** BEGIN RECORD EXTRACTS **

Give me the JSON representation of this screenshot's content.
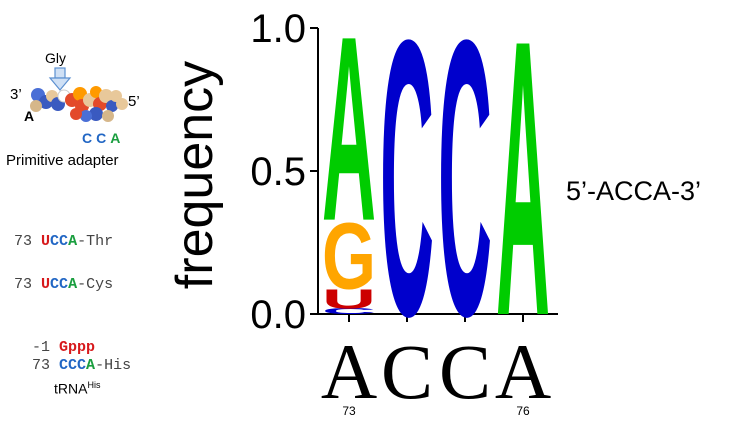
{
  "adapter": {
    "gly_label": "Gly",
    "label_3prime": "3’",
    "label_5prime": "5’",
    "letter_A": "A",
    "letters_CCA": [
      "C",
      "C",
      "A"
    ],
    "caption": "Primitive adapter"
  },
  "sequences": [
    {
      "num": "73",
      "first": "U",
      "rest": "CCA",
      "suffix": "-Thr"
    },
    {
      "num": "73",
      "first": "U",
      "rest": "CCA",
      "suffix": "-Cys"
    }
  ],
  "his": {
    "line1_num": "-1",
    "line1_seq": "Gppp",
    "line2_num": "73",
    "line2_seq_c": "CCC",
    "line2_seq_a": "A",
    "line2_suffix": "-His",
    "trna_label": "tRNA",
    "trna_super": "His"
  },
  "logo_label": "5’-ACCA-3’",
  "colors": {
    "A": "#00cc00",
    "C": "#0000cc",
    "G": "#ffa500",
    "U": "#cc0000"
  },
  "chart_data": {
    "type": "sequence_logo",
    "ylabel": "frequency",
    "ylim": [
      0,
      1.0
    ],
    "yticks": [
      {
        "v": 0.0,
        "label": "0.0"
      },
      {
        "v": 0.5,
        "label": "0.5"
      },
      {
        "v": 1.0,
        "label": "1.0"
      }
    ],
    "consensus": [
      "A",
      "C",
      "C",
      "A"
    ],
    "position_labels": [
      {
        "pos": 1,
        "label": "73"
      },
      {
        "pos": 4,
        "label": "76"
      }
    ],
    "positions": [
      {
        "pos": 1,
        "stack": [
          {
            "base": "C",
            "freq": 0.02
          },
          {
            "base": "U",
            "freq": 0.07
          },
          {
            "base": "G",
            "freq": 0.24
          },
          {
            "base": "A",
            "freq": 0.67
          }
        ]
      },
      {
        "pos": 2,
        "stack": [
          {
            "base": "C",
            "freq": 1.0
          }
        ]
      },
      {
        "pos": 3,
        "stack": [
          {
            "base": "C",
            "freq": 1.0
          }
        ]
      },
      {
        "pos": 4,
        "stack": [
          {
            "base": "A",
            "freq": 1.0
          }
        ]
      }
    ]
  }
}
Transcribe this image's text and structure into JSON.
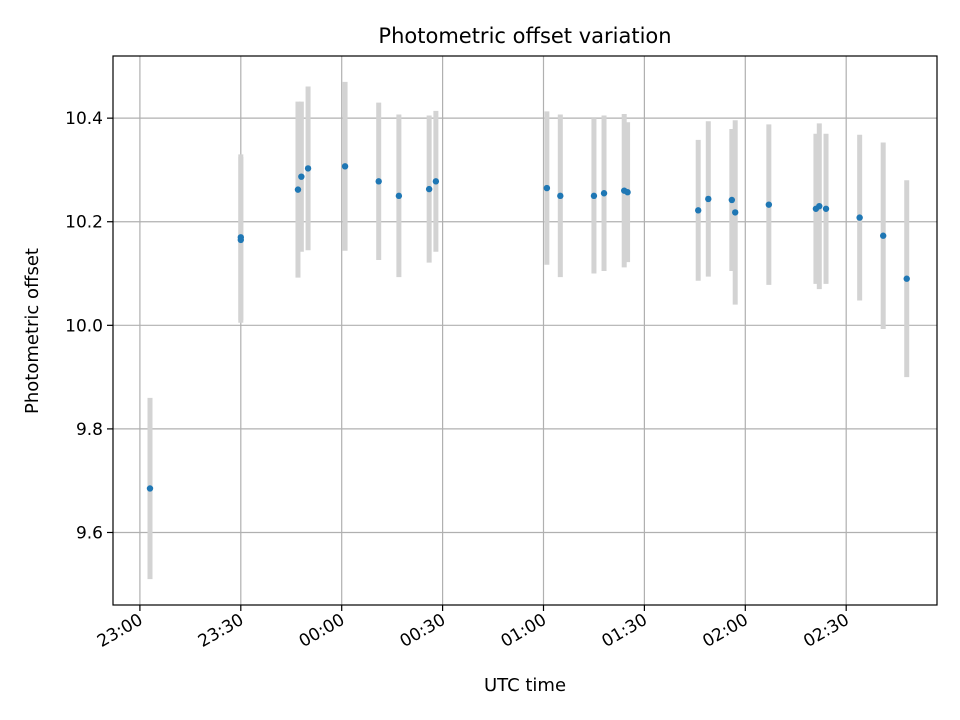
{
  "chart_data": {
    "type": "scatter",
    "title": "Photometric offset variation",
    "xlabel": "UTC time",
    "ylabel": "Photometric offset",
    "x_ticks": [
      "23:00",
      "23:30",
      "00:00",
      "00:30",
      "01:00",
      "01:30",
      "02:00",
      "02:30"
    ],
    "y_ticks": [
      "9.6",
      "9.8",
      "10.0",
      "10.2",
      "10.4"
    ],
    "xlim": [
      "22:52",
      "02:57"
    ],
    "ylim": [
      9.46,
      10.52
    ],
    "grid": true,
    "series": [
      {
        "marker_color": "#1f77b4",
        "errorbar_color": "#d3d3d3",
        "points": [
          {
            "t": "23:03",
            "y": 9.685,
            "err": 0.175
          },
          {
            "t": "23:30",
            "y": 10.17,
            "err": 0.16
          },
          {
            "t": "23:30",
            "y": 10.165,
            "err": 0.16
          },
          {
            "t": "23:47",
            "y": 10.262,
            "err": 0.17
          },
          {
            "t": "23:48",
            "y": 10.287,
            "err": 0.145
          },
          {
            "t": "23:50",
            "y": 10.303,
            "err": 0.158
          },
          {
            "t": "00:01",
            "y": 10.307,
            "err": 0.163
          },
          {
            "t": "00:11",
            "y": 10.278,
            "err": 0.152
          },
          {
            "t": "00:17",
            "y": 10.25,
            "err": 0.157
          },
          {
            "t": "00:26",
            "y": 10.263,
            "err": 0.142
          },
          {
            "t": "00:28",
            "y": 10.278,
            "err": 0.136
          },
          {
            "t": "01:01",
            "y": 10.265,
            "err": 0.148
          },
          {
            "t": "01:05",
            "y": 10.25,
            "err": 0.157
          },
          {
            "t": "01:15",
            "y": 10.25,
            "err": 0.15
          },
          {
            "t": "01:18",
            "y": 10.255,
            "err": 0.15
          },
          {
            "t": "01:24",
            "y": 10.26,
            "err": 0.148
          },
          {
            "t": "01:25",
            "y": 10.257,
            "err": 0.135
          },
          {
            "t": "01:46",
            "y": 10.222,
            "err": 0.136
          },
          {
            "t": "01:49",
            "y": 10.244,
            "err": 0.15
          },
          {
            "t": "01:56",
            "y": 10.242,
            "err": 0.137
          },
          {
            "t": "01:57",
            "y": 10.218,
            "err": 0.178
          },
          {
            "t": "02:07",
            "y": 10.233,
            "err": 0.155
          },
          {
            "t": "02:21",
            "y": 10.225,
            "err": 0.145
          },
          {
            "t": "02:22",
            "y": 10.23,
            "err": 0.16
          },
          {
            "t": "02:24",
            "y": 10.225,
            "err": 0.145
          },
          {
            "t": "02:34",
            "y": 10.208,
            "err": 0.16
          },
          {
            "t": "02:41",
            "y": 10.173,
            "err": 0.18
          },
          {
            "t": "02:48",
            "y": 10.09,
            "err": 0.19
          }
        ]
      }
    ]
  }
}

** END RECORD EXTRACTS **

PROBLEM STATEMENT: Using the data above, write out every line exactly, leaving the images behind.

THE OUTPUT:
Give me the JSON representation of this screenshot's content.
{
  "adapter": {
    "gly_label": "Gly",
    "label_3prime": "3’",
    "label_5prime": "5’",
    "letter_A": "A",
    "letters_CCA": [
      "C",
      "C",
      "A"
    ],
    "caption": "Primitive adapter"
  },
  "sequences": [
    {
      "num": "73",
      "first": "U",
      "rest": "CCA",
      "suffix": "-Thr"
    },
    {
      "num": "73",
      "first": "U",
      "rest": "CCA",
      "suffix": "-Cys"
    }
  ],
  "his": {
    "line1_num": "-1",
    "line1_seq": "Gppp",
    "line2_num": "73",
    "line2_seq_c": "CCC",
    "line2_seq_a": "A",
    "line2_suffix": "-His",
    "trna_label": "tRNA",
    "trna_super": "His"
  },
  "logo_label": "5’-ACCA-3’",
  "colors": {
    "A": "#00cc00",
    "C": "#0000cc",
    "G": "#ffa500",
    "U": "#cc0000"
  },
  "chart_data": {
    "type": "sequence_logo",
    "ylabel": "frequency",
    "ylim": [
      0,
      1.0
    ],
    "yticks": [
      {
        "v": 0.0,
        "label": "0.0"
      },
      {
        "v": 0.5,
        "label": "0.5"
      },
      {
        "v": 1.0,
        "label": "1.0"
      }
    ],
    "consensus": [
      "A",
      "C",
      "C",
      "A"
    ],
    "position_labels": [
      {
        "pos": 1,
        "label": "73"
      },
      {
        "pos": 4,
        "label": "76"
      }
    ],
    "positions": [
      {
        "pos": 1,
        "stack": [
          {
            "base": "C",
            "freq": 0.02
          },
          {
            "base": "U",
            "freq": 0.07
          },
          {
            "base": "G",
            "freq": 0.24
          },
          {
            "base": "A",
            "freq": 0.67
          }
        ]
      },
      {
        "pos": 2,
        "stack": [
          {
            "base": "C",
            "freq": 1.0
          }
        ]
      },
      {
        "pos": 3,
        "stack": [
          {
            "base": "C",
            "freq": 1.0
          }
        ]
      },
      {
        "pos": 4,
        "stack": [
          {
            "base": "A",
            "freq": 1.0
          }
        ]
      }
    ]
  }
}
Transcribe this image's text and structure into JSON.
{
  "chart_data": {
    "type": "scatter",
    "title": "Photometric offset variation",
    "xlabel": "UTC time",
    "ylabel": "Photometric offset",
    "x_ticks": [
      "23:00",
      "23:30",
      "00:00",
      "00:30",
      "01:00",
      "01:30",
      "02:00",
      "02:30"
    ],
    "y_ticks": [
      "9.6",
      "9.8",
      "10.0",
      "10.2",
      "10.4"
    ],
    "xlim": [
      "22:52",
      "02:57"
    ],
    "ylim": [
      9.46,
      10.52
    ],
    "grid": true,
    "series": [
      {
        "marker_color": "#1f77b4",
        "errorbar_color": "#d3d3d3",
        "points": [
          {
            "t": "23:03",
            "y": 9.685,
            "err": 0.175
          },
          {
            "t": "23:30",
            "y": 10.17,
            "err": 0.16
          },
          {
            "t": "23:30",
            "y": 10.165,
            "err": 0.16
          },
          {
            "t": "23:47",
            "y": 10.262,
            "err": 0.17
          },
          {
            "t": "23:48",
            "y": 10.287,
            "err": 0.145
          },
          {
            "t": "23:50",
            "y": 10.303,
            "err": 0.158
          },
          {
            "t": "00:01",
            "y": 10.307,
            "err": 0.163
          },
          {
            "t": "00:11",
            "y": 10.278,
            "err": 0.152
          },
          {
            "t": "00:17",
            "y": 10.25,
            "err": 0.157
          },
          {
            "t": "00:26",
            "y": 10.263,
            "err": 0.142
          },
          {
            "t": "00:28",
            "y": 10.278,
            "err": 0.136
          },
          {
            "t": "01:01",
            "y": 10.265,
            "err": 0.148
          },
          {
            "t": "01:05",
            "y": 10.25,
            "err": 0.157
          },
          {
            "t": "01:15",
            "y": 10.25,
            "err": 0.15
          },
          {
            "t": "01:18",
            "y": 10.255,
            "err": 0.15
          },
          {
            "t": "01:24",
            "y": 10.26,
            "err": 0.148
          },
          {
            "t": "01:25",
            "y": 10.257,
            "err": 0.135
          },
          {
            "t": "01:46",
            "y": 10.222,
            "err": 0.136
          },
          {
            "t": "01:49",
            "y": 10.244,
            "err": 0.15
          },
          {
            "t": "01:56",
            "y": 10.242,
            "err": 0.137
          },
          {
            "t": "01:57",
            "y": 10.218,
            "err": 0.178
          },
          {
            "t": "02:07",
            "y": 10.233,
            "err": 0.155
          },
          {
            "t": "02:21",
            "y": 10.225,
            "err": 0.145
          },
          {
            "t": "02:22",
            "y": 10.23,
            "err": 0.16
          },
          {
            "t": "02:24",
            "y": 10.225,
            "err": 0.145
          },
          {
            "t": "02:34",
            "y": 10.208,
            "err": 0.16
          },
          {
            "t": "02:41",
            "y": 10.173,
            "err": 0.18
          },
          {
            "t": "02:48",
            "y": 10.09,
            "err": 0.19
          }
        ]
      }
    ]
  }
}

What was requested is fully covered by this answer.